### Material to process ###

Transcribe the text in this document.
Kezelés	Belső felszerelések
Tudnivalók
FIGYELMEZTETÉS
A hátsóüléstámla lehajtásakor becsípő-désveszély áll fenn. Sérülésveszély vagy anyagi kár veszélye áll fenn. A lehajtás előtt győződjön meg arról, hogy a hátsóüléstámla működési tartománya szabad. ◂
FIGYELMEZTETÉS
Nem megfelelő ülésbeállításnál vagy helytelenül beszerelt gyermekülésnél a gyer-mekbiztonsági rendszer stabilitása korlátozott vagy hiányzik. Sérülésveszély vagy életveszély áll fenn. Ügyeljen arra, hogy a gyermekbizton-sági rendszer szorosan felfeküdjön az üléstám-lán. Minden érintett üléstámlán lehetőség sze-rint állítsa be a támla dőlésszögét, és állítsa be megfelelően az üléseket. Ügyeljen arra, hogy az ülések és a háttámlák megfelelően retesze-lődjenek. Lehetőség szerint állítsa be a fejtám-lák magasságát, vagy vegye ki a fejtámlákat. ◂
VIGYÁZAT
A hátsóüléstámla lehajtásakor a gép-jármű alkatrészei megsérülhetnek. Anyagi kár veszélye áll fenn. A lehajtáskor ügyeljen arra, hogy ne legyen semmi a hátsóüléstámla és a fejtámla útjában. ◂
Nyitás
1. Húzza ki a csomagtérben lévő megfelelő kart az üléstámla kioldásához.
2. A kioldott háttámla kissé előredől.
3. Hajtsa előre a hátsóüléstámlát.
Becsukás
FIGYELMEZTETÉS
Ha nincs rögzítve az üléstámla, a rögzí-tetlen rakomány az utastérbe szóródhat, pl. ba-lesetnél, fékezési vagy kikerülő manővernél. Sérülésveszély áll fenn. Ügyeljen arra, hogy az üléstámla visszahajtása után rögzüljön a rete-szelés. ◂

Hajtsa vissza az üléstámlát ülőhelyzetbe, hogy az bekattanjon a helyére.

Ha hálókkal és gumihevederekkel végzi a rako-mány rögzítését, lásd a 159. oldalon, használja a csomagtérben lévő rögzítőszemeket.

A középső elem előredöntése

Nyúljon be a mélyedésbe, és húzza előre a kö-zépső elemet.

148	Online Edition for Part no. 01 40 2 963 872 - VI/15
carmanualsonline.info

###

= Job =
Extract the entries above verbatim.

= The solution =
Transcribe the text in this document.
Kezelés	Belső felszerelések
Tudnivalók
FIGYELMEZTETÉS
A hátsóüléstámla lehajtásakor becsípő-désveszély áll fenn. Sérülésveszély vagy anyagi kár veszélye áll fenn. A lehajtás előtt győződjön meg arról, hogy a hátsóüléstámla működési tartománya szabad. ◂
FIGYELMEZTETÉS
Nem megfelelő ülésbeállításnál vagy helytelenül beszerelt gyermekülésnél a gyer-mekbiztonsági rendszer stabilitása korlátozott vagy hiányzik. Sérülésveszély vagy életveszély áll fenn. Ügyeljen arra, hogy a gyermekbizton-sági rendszer szorosan felfeküdjön az üléstám-lán. Minden érintett üléstámlán lehetőség sze-rint állítsa be a támla dőlésszögét, és állítsa be megfelelően az üléseket. Ügyeljen arra, hogy az ülések és a háttámlák megfelelően retesze-lődjenek. Lehetőség szerint állítsa be a fejtám-lák magasságát, vagy vegye ki a fejtámlákat. ◂
VIGYÁZAT
A hátsóüléstámla lehajtásakor a gép-jármű alkatrészei megsérülhetnek. Anyagi kár veszélye áll fenn. A lehajtáskor ügyeljen arra, hogy ne legyen semmi a hátsóüléstámla és a fejtámla útjában. ◂
Nyitás
1. Húzza ki a csomagtérben lévő megfelelő kart az üléstámla kioldásához.
2. A kioldott háttámla kissé előredől.
3. Hajtsa előre a hátsóüléstámlát.
Becsukás
FIGYELMEZTETÉS
Ha nincs rögzítve az üléstámla, a rögzí-tetlen rakomány az utastérbe szóródhat, pl. ba-lesetnél, fékezési vagy kikerülő manővernél. Sérülésveszély áll fenn. Ügyeljen arra, hogy az üléstámla visszahajtása után rögzüljön a rete-szelés. ◂

Hajtsa vissza az üléstámlát ülőhelyzetbe, hogy az bekattanjon a helyére.

Ha hálókkal és gumihevederekkel végzi a rako-mány rögzítését, lásd a 159. oldalon, használja a csomagtérben lévő rögzítőszemeket.

A középső elem előredöntése

Nyúljon be a mélyedésbe, és húzza előre a kö-zépső elemet.

148	Online Edition for Part no. 01 40 2 963 872 - VI/15
carmanualsonline.info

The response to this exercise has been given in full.